→ Given exercise
Copy out each line of the material below with no changes.

→ Provided records
--*--
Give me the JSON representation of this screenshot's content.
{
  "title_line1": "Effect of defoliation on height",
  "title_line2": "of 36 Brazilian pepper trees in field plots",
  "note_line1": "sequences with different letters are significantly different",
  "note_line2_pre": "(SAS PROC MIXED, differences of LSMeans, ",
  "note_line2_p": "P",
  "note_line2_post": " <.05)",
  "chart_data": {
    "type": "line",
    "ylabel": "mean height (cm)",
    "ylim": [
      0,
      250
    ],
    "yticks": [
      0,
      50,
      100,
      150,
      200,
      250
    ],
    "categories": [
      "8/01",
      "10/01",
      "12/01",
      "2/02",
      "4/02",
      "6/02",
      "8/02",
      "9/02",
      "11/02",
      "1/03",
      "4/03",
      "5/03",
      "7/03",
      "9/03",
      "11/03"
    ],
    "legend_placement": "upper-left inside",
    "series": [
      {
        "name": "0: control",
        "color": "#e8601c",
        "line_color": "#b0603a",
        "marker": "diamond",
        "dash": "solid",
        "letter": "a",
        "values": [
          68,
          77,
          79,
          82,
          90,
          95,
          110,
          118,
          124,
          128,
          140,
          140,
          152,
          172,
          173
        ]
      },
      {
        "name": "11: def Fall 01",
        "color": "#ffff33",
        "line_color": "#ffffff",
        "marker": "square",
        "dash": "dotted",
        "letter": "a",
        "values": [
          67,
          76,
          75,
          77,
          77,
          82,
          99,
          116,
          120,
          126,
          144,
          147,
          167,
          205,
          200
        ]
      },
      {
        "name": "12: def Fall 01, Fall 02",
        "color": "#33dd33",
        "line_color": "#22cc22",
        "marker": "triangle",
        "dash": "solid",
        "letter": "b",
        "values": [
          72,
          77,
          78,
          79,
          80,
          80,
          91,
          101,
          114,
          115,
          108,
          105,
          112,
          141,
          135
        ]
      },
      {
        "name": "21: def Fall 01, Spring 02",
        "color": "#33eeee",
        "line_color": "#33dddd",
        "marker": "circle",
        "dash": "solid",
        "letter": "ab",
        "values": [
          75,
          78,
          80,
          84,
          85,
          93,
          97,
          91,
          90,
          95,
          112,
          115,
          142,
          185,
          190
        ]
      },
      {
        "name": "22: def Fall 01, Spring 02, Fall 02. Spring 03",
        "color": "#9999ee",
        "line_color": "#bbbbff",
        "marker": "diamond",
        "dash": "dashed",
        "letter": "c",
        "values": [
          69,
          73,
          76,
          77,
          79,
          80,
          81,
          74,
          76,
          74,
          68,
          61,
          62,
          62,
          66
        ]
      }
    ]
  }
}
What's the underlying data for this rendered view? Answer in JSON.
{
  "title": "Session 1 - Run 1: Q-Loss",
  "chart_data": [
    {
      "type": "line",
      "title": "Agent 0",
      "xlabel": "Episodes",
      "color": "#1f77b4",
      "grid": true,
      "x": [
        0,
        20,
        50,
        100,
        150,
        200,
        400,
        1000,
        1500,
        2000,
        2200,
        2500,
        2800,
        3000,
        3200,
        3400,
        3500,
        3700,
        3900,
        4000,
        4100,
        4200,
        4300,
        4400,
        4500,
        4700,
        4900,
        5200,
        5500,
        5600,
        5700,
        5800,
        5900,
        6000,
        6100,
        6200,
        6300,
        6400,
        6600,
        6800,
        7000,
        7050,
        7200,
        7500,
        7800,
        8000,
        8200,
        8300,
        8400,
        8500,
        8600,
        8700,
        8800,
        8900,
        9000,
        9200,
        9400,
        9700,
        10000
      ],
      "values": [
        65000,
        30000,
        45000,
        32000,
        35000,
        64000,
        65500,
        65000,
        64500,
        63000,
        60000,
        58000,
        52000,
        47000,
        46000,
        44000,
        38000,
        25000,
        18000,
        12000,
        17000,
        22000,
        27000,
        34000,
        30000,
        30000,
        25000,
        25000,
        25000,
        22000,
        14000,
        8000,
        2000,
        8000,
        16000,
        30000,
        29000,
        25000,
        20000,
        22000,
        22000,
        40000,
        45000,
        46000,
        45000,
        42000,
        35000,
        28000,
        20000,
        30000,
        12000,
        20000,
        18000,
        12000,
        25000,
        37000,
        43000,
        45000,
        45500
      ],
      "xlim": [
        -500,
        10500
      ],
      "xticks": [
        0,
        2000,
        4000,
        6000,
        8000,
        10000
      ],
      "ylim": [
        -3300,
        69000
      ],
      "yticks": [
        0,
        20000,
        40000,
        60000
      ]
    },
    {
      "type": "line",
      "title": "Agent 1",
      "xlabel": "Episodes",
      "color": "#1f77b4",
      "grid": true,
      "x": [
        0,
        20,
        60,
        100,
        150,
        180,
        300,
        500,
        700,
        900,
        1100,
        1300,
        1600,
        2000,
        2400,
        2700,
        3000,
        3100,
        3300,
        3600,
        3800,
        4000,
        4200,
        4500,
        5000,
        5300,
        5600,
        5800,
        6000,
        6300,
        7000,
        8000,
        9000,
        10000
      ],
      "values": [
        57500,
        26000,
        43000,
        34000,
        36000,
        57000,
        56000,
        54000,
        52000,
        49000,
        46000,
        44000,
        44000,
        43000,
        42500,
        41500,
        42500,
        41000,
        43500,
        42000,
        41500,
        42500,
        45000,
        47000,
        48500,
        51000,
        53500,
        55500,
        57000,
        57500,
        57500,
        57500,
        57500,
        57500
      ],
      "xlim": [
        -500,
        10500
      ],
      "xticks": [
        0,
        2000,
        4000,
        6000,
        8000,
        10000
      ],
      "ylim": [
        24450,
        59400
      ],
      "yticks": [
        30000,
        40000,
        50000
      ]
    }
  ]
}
--*--
→ Solution to the problem
Give me the JSON representation of this screenshot's content.
{
  "title_line1": "Effect of defoliation on height",
  "title_line2": "of 36 Brazilian pepper trees in field plots",
  "note_line1": "sequences with different letters are significantly different",
  "note_line2_pre": "(SAS PROC MIXED, differences of LSMeans, ",
  "note_line2_p": "P",
  "note_line2_post": " <.05)",
  "chart_data": {
    "type": "line",
    "ylabel": "mean height (cm)",
    "ylim": [
      0,
      250
    ],
    "yticks": [
      0,
      50,
      100,
      150,
      200,
      250
    ],
    "categories": [
      "8/01",
      "10/01",
      "12/01",
      "2/02",
      "4/02",
      "6/02",
      "8/02",
      "9/02",
      "11/02",
      "1/03",
      "4/03",
      "5/03",
      "7/03",
      "9/03",
      "11/03"
    ],
    "legend_placement": "upper-left inside",
    "series": [
      {
        "name": "0: control",
        "color": "#e8601c",
        "line_color": "#b0603a",
        "marker": "diamond",
        "dash": "solid",
        "letter": "a",
        "values": [
          68,
          77,
          79,
          82,
          90,
          95,
          110,
          118,
          124,
          128,
          140,
          140,
          152,
          172,
          173
        ]
      },
      {
        "name": "11: def Fall 01",
        "color": "#ffff33",
        "line_color": "#ffffff",
        "marker": "square",
        "dash": "dotted",
        "letter": "a",
        "values": [
          67,
          76,
          75,
          77,
          77,
          82,
          99,
          116,
          120,
          126,
          144,
          147,
          167,
          205,
          200
        ]
      },
      {
        "name": "12: def Fall 01, Fall 02",
        "color": "#33dd33",
        "line_color": "#22cc22",
        "marker": "triangle",
        "dash": "solid",
        "letter": "b",
        "values": [
          72,
          77,
          78,
          79,
          80,
          80,
          91,
          101,
          114,
          115,
          108,
          105,
          112,
          141,
          135
        ]
      },
      {
        "name": "21: def Fall 01, Spring 02",
        "color": "#33eeee",
        "line_color": "#33dddd",
        "marker": "circle",
        "dash": "solid",
        "letter": "ab",
        "values": [
          75,
          78,
          80,
          84,
          85,
          93,
          97,
          91,
          90,
          95,
          112,
          115,
          142,
          185,
          190
        ]
      },
      {
        "name": "22: def Fall 01, Spring 02, Fall 02. Spring 03",
        "color": "#9999ee",
        "line_color": "#bbbbff",
        "marker": "diamond",
        "dash": "dashed",
        "letter": "c",
        "values": [
          69,
          73,
          76,
          77,
          79,
          80,
          81,
          74,
          76,
          74,
          68,
          61,
          62,
          62,
          66
        ]
      }
    ]
  }
}
What's the underlying data for this rendered view? Answer in JSON.
{
  "title": "Session 1 - Run 1: Q-Loss",
  "chart_data": [
    {
      "type": "line",
      "title": "Agent 0",
      "xlabel": "Episodes",
      "color": "#1f77b4",
      "grid": true,
      "x": [
        0,
        20,
        50,
        100,
        150,
        200,
        400,
        1000,
        1500,
        2000,
        2200,
        2500,
        2800,
        3000,
        3200,
        3400,
        3500,
        3700,
        3900,
        4000,
        4100,
        4200,
        4300,
        4400,
        4500,
        4700,
        4900,
        5200,
        5500,
        5600,
        5700,
        5800,
        5900,
        6000,
        6100,
        6200,
        6300,
        6400,
        6600,
        6800,
        7000,
        7050,
        7200,
        7500,
        7800,
        8000,
        8200,
        8300,
        8400,
        8500,
        8600,
        8700,
        8800,
        8900,
        9000,
        9200,
        9400,
        9700,
        10000
      ],
      "values": [
        65000,
        30000,
        45000,
        32000,
        35000,
        64000,
        65500,
        65000,
        64500,
        63000,
        60000,
        58000,
        52000,
        47000,
        46000,
        44000,
        38000,
        25000,
        18000,
        12000,
        17000,
        22000,
        27000,
        34000,
        30000,
        30000,
        25000,
        25000,
        25000,
        22000,
        14000,
        8000,
        2000,
        8000,
        16000,
        30000,
        29000,
        25000,
        20000,
        22000,
        22000,
        40000,
        45000,
        46000,
        45000,
        42000,
        35000,
        28000,
        20000,
        30000,
        12000,
        20000,
        18000,
        12000,
        25000,
        37000,
        43000,
        45000,
        45500
      ],
      "xlim": [
        -500,
        10500
      ],
      "xticks": [
        0,
        2000,
        4000,
        6000,
        8000,
        10000
      ],
      "ylim": [
        -3300,
        69000
      ],
      "yticks": [
        0,
        20000,
        40000,
        60000
      ]
    },
    {
      "type": "line",
      "title": "Agent 1",
      "xlabel": "Episodes",
      "color": "#1f77b4",
      "grid": true,
      "x": [
        0,
        20,
        60,
        100,
        150,
        180,
        300,
        500,
        700,
        900,
        1100,
        1300,
        1600,
        2000,
        2400,
        2700,
        3000,
        3100,
        3300,
        3600,
        3800,
        4000,
        4200,
        4500,
        5000,
        5300,
        5600,
        5800,
        6000,
        6300,
        7000,
        8000,
        9000,
        10000
      ],
      "values": [
        57500,
        26000,
        43000,
        34000,
        36000,
        57000,
        56000,
        54000,
        52000,
        49000,
        46000,
        44000,
        44000,
        43000,
        42500,
        41500,
        42500,
        41000,
        43500,
        42000,
        41500,
        42500,
        45000,
        47000,
        48500,
        51000,
        53500,
        55500,
        57000,
        57500,
        57500,
        57500,
        57500,
        57500
      ],
      "xlim": [
        -500,
        10500
      ],
      "xticks": [
        0,
        2000,
        4000,
        6000,
        8000,
        10000
      ],
      "ylim": [
        24450,
        59400
      ],
      "yticks": [
        30000,
        40000,
        50000
      ]
    }
  ]
}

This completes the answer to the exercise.